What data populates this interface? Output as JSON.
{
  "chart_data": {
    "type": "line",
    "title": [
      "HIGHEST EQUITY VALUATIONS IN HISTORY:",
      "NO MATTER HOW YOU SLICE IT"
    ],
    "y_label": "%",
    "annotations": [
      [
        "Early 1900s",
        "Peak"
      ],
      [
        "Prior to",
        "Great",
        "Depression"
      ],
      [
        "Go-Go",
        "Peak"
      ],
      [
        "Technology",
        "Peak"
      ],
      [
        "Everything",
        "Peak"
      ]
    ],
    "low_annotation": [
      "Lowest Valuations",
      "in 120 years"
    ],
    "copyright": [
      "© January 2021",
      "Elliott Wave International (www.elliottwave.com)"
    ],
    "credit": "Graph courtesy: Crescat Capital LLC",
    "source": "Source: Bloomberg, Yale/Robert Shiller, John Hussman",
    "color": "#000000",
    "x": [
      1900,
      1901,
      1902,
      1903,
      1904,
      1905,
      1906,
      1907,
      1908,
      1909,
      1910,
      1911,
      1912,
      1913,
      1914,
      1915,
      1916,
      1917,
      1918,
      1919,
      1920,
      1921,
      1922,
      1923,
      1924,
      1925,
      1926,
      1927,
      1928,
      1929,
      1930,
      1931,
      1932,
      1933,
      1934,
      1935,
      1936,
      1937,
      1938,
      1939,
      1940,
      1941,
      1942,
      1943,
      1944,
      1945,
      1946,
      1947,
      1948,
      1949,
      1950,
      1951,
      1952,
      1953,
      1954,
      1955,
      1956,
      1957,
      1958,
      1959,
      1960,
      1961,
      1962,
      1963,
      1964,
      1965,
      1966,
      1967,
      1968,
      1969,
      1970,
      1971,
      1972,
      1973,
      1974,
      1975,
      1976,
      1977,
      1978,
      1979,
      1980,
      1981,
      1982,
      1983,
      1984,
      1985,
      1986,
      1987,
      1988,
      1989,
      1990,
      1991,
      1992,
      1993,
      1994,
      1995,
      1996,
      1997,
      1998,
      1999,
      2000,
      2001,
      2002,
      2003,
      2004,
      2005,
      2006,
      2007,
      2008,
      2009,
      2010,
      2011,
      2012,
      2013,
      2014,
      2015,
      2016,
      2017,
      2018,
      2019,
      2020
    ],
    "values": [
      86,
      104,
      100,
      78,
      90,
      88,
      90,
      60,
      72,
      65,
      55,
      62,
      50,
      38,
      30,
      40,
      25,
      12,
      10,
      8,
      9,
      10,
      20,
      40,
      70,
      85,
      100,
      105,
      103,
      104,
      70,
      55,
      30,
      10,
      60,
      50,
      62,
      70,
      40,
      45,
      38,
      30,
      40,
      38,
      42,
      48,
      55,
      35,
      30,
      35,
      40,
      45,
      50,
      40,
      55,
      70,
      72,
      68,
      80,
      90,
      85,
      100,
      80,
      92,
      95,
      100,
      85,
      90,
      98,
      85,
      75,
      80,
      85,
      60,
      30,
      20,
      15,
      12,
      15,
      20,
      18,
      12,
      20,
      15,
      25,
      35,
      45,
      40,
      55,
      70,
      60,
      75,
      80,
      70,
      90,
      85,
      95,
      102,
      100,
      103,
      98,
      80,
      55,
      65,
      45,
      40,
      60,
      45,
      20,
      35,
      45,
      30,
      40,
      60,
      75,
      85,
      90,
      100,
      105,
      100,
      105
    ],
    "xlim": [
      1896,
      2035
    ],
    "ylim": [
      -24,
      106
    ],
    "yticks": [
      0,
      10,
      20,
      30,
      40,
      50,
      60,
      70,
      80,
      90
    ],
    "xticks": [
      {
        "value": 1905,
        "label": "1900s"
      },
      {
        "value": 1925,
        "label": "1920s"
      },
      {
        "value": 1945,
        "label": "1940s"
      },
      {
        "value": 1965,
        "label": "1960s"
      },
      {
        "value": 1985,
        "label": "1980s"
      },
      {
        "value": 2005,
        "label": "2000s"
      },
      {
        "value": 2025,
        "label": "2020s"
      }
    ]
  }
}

* _What the task requires_:
Copy out all of the data exactly, leaving nothing out.

* _Task solution_:
What data populates this interface? Output as JSON.
{
  "chart_data": {
    "type": "line",
    "title": [
      "HIGHEST EQUITY VALUATIONS IN HISTORY:",
      "NO MATTER HOW YOU SLICE IT"
    ],
    "y_label": "%",
    "annotations": [
      [
        "Early 1900s",
        "Peak"
      ],
      [
        "Prior to",
        "Great",
        "Depression"
      ],
      [
        "Go-Go",
        "Peak"
      ],
      [
        "Technology",
        "Peak"
      ],
      [
        "Everything",
        "Peak"
      ]
    ],
    "low_annotation": [
      "Lowest Valuations",
      "in 120 years"
    ],
    "copyright": [
      "© January 2021",
      "Elliott Wave International (www.elliottwave.com)"
    ],
    "credit": "Graph courtesy: Crescat Capital LLC",
    "source": "Source: Bloomberg, Yale/Robert Shiller, John Hussman",
    "color": "#000000",
    "x": [
      1900,
      1901,
      1902,
      1903,
      1904,
      1905,
      1906,
      1907,
      1908,
      1909,
      1910,
      1911,
      1912,
      1913,
      1914,
      1915,
      1916,
      1917,
      1918,
      1919,
      1920,
      1921,
      1922,
      1923,
      1924,
      1925,
      1926,
      1927,
      1928,
      1929,
      1930,
      1931,
      1932,
      1933,
      1934,
      1935,
      1936,
      1937,
      1938,
      1939,
      1940,
      1941,
      1942,
      1943,
      1944,
      1945,
      1946,
      1947,
      1948,
      1949,
      1950,
      1951,
      1952,
      1953,
      1954,
      1955,
      1956,
      1957,
      1958,
      1959,
      1960,
      1961,
      1962,
      1963,
      1964,
      1965,
      1966,
      1967,
      1968,
      1969,
      1970,
      1971,
      1972,
      1973,
      1974,
      1975,
      1976,
      1977,
      1978,
      1979,
      1980,
      1981,
      1982,
      1983,
      1984,
      1985,
      1986,
      1987,
      1988,
      1989,
      1990,
      1991,
      1992,
      1993,
      1994,
      1995,
      1996,
      1997,
      1998,
      1999,
      2000,
      2001,
      2002,
      2003,
      2004,
      2005,
      2006,
      2007,
      2008,
      2009,
      2010,
      2011,
      2012,
      2013,
      2014,
      2015,
      2016,
      2017,
      2018,
      2019,
      2020
    ],
    "values": [
      86,
      104,
      100,
      78,
      90,
      88,
      90,
      60,
      72,
      65,
      55,
      62,
      50,
      38,
      30,
      40,
      25,
      12,
      10,
      8,
      9,
      10,
      20,
      40,
      70,
      85,
      100,
      105,
      103,
      104,
      70,
      55,
      30,
      10,
      60,
      50,
      62,
      70,
      40,
      45,
      38,
      30,
      40,
      38,
      42,
      48,
      55,
      35,
      30,
      35,
      40,
      45,
      50,
      40,
      55,
      70,
      72,
      68,
      80,
      90,
      85,
      100,
      80,
      92,
      95,
      100,
      85,
      90,
      98,
      85,
      75,
      80,
      85,
      60,
      30,
      20,
      15,
      12,
      15,
      20,
      18,
      12,
      20,
      15,
      25,
      35,
      45,
      40,
      55,
      70,
      60,
      75,
      80,
      70,
      90,
      85,
      95,
      102,
      100,
      103,
      98,
      80,
      55,
      65,
      45,
      40,
      60,
      45,
      20,
      35,
      45,
      30,
      40,
      60,
      75,
      85,
      90,
      100,
      105,
      100,
      105
    ],
    "xlim": [
      1896,
      2035
    ],
    "ylim": [
      -24,
      106
    ],
    "yticks": [
      0,
      10,
      20,
      30,
      40,
      50,
      60,
      70,
      80,
      90
    ],
    "xticks": [
      {
        "value": 1905,
        "label": "1900s"
      },
      {
        "value": 1925,
        "label": "1920s"
      },
      {
        "value": 1945,
        "label": "1940s"
      },
      {
        "value": 1965,
        "label": "1960s"
      },
      {
        "value": 1985,
        "label": "1980s"
      },
      {
        "value": 2005,
        "label": "2000s"
      },
      {
        "value": 2025,
        "label": "2020s"
      }
    ]
  }
}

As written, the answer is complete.